+++ GIVEN RECORDS
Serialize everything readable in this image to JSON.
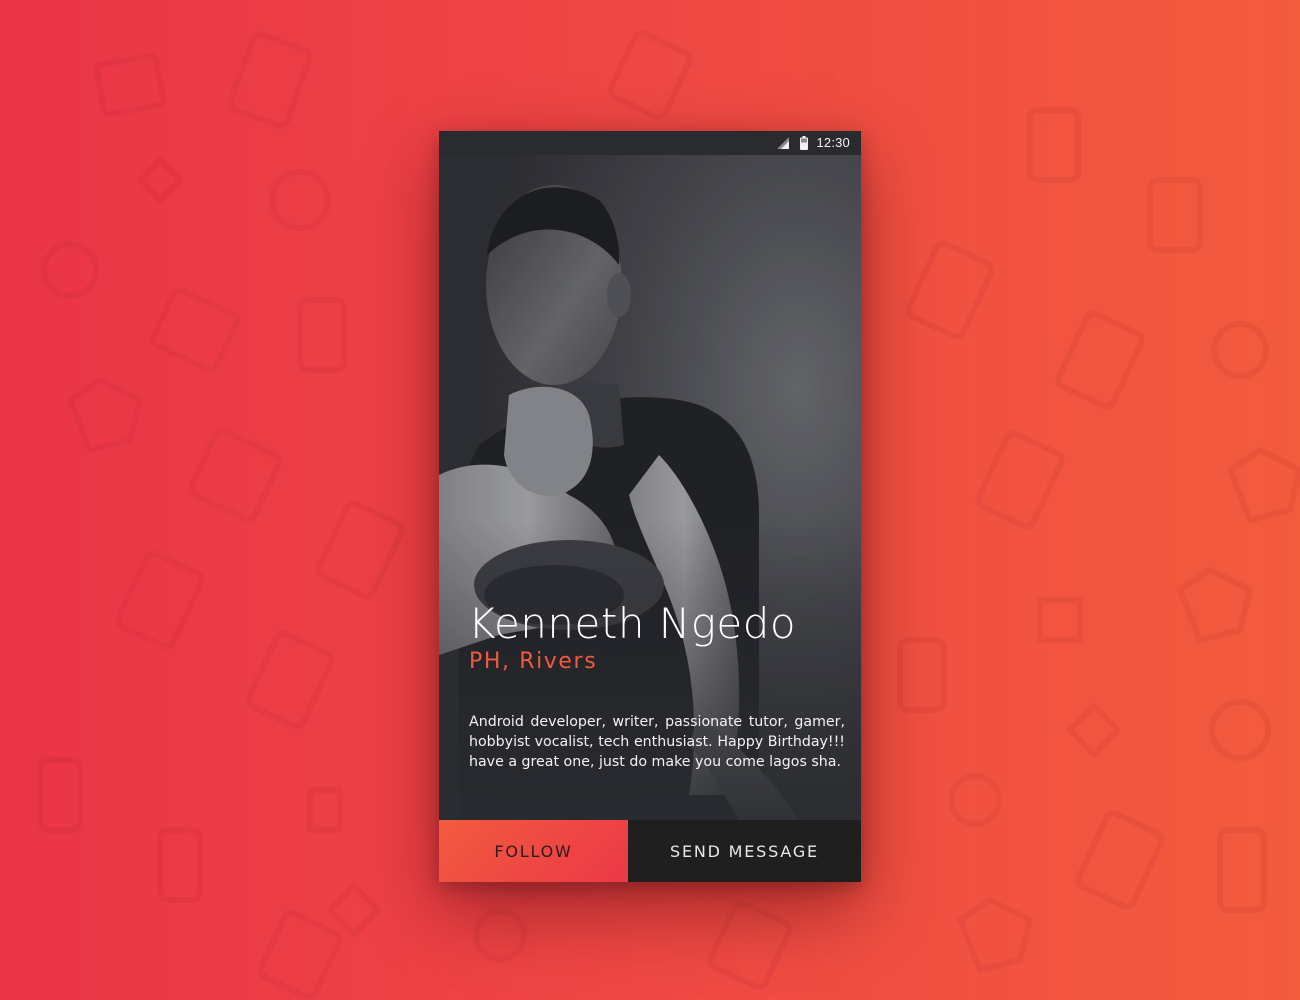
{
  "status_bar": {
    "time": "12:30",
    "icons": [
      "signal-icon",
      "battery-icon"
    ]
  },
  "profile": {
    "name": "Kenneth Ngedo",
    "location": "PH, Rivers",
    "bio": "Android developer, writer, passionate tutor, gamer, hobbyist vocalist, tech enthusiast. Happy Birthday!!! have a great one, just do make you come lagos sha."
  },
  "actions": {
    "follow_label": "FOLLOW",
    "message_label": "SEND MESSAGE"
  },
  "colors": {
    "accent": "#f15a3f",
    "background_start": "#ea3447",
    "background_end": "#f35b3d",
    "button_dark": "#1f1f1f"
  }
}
++++++
+++ GIVEN RECORDS
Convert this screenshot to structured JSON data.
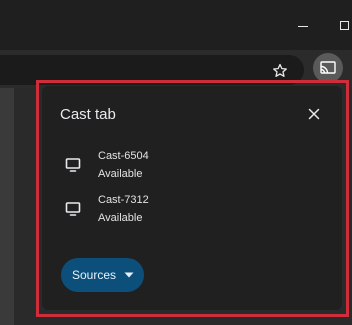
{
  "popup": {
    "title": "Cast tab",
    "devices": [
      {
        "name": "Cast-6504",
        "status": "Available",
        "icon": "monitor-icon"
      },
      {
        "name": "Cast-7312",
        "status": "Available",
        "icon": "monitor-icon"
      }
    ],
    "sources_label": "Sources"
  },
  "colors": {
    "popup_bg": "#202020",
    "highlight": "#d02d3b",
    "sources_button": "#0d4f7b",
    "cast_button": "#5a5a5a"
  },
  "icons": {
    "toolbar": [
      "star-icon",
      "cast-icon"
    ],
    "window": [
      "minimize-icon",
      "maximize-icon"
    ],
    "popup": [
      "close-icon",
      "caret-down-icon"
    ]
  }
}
++++++
Extract every line that has the string "JSON" in it.

Serialize everything readable in this image to JSON.
Convert this screenshot to structured JSON data.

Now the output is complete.